● **Stated task**: Reproduce all entries verbatim, with nothing added or dropped.

• • • • • • •

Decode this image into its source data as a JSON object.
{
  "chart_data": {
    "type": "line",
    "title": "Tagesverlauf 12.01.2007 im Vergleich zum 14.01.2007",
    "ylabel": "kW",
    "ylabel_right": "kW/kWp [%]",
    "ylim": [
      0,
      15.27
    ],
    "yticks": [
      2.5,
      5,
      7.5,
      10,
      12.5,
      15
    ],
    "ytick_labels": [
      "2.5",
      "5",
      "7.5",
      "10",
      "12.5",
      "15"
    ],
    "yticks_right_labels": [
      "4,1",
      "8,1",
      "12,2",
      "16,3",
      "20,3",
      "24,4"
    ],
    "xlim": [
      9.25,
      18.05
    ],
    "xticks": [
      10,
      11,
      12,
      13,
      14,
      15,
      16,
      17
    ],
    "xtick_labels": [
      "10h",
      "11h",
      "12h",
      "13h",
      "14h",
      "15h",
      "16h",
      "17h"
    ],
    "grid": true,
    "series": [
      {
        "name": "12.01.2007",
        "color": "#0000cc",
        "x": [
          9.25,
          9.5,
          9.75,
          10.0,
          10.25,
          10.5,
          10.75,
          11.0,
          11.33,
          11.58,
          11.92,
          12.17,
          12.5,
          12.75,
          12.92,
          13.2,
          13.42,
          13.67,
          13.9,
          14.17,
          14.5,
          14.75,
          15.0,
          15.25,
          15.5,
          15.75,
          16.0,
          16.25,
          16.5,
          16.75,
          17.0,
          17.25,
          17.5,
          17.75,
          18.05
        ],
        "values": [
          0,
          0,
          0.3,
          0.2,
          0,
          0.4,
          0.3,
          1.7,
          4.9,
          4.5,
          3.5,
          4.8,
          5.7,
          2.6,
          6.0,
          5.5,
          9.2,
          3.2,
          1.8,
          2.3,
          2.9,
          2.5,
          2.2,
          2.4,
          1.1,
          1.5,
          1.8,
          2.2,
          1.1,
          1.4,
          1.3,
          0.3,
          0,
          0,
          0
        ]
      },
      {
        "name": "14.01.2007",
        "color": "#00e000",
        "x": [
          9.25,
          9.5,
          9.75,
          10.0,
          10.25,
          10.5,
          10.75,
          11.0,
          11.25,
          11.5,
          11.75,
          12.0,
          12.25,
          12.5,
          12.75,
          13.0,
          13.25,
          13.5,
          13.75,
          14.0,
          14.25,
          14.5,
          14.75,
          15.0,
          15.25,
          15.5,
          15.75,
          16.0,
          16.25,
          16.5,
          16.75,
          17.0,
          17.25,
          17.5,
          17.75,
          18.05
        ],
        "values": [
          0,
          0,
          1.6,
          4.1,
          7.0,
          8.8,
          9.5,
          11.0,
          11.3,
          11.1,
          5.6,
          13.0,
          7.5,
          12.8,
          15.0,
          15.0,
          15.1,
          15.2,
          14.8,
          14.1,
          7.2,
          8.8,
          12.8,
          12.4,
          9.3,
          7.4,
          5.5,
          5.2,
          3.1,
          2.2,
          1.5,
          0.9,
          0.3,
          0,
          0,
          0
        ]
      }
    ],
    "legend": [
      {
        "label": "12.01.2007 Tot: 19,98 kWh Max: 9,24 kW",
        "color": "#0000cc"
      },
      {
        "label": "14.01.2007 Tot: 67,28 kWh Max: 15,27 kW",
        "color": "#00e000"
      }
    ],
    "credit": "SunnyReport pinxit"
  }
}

• • • • • • •

● **Expected output**:
Decode this image into its source data as a JSON object.
{
  "chart_data": {
    "type": "line",
    "title": "Tagesverlauf 12.01.2007 im Vergleich zum 14.01.2007",
    "ylabel": "kW",
    "ylabel_right": "kW/kWp [%]",
    "ylim": [
      0,
      15.27
    ],
    "yticks": [
      2.5,
      5,
      7.5,
      10,
      12.5,
      15
    ],
    "ytick_labels": [
      "2.5",
      "5",
      "7.5",
      "10",
      "12.5",
      "15"
    ],
    "yticks_right_labels": [
      "4,1",
      "8,1",
      "12,2",
      "16,3",
      "20,3",
      "24,4"
    ],
    "xlim": [
      9.25,
      18.05
    ],
    "xticks": [
      10,
      11,
      12,
      13,
      14,
      15,
      16,
      17
    ],
    "xtick_labels": [
      "10h",
      "11h",
      "12h",
      "13h",
      "14h",
      "15h",
      "16h",
      "17h"
    ],
    "grid": true,
    "series": [
      {
        "name": "12.01.2007",
        "color": "#0000cc",
        "x": [
          9.25,
          9.5,
          9.75,
          10.0,
          10.25,
          10.5,
          10.75,
          11.0,
          11.33,
          11.58,
          11.92,
          12.17,
          12.5,
          12.75,
          12.92,
          13.2,
          13.42,
          13.67,
          13.9,
          14.17,
          14.5,
          14.75,
          15.0,
          15.25,
          15.5,
          15.75,
          16.0,
          16.25,
          16.5,
          16.75,
          17.0,
          17.25,
          17.5,
          17.75,
          18.05
        ],
        "values": [
          0,
          0,
          0.3,
          0.2,
          0,
          0.4,
          0.3,
          1.7,
          4.9,
          4.5,
          3.5,
          4.8,
          5.7,
          2.6,
          6.0,
          5.5,
          9.2,
          3.2,
          1.8,
          2.3,
          2.9,
          2.5,
          2.2,
          2.4,
          1.1,
          1.5,
          1.8,
          2.2,
          1.1,
          1.4,
          1.3,
          0.3,
          0,
          0,
          0
        ]
      },
      {
        "name": "14.01.2007",
        "color": "#00e000",
        "x": [
          9.25,
          9.5,
          9.75,
          10.0,
          10.25,
          10.5,
          10.75,
          11.0,
          11.25,
          11.5,
          11.75,
          12.0,
          12.25,
          12.5,
          12.75,
          13.0,
          13.25,
          13.5,
          13.75,
          14.0,
          14.25,
          14.5,
          14.75,
          15.0,
          15.25,
          15.5,
          15.75,
          16.0,
          16.25,
          16.5,
          16.75,
          17.0,
          17.25,
          17.5,
          17.75,
          18.05
        ],
        "values": [
          0,
          0,
          1.6,
          4.1,
          7.0,
          8.8,
          9.5,
          11.0,
          11.3,
          11.1,
          5.6,
          13.0,
          7.5,
          12.8,
          15.0,
          15.0,
          15.1,
          15.2,
          14.8,
          14.1,
          7.2,
          8.8,
          12.8,
          12.4,
          9.3,
          7.4,
          5.5,
          5.2,
          3.1,
          2.2,
          1.5,
          0.9,
          0.3,
          0,
          0,
          0
        ]
      }
    ],
    "legend": [
      {
        "label": "12.01.2007 Tot: 19,98 kWh Max: 9,24 kW",
        "color": "#0000cc"
      },
      {
        "label": "14.01.2007 Tot: 67,28 kWh Max: 15,27 kW",
        "color": "#00e000"
      }
    ],
    "credit": "SunnyReport pinxit"
  }
}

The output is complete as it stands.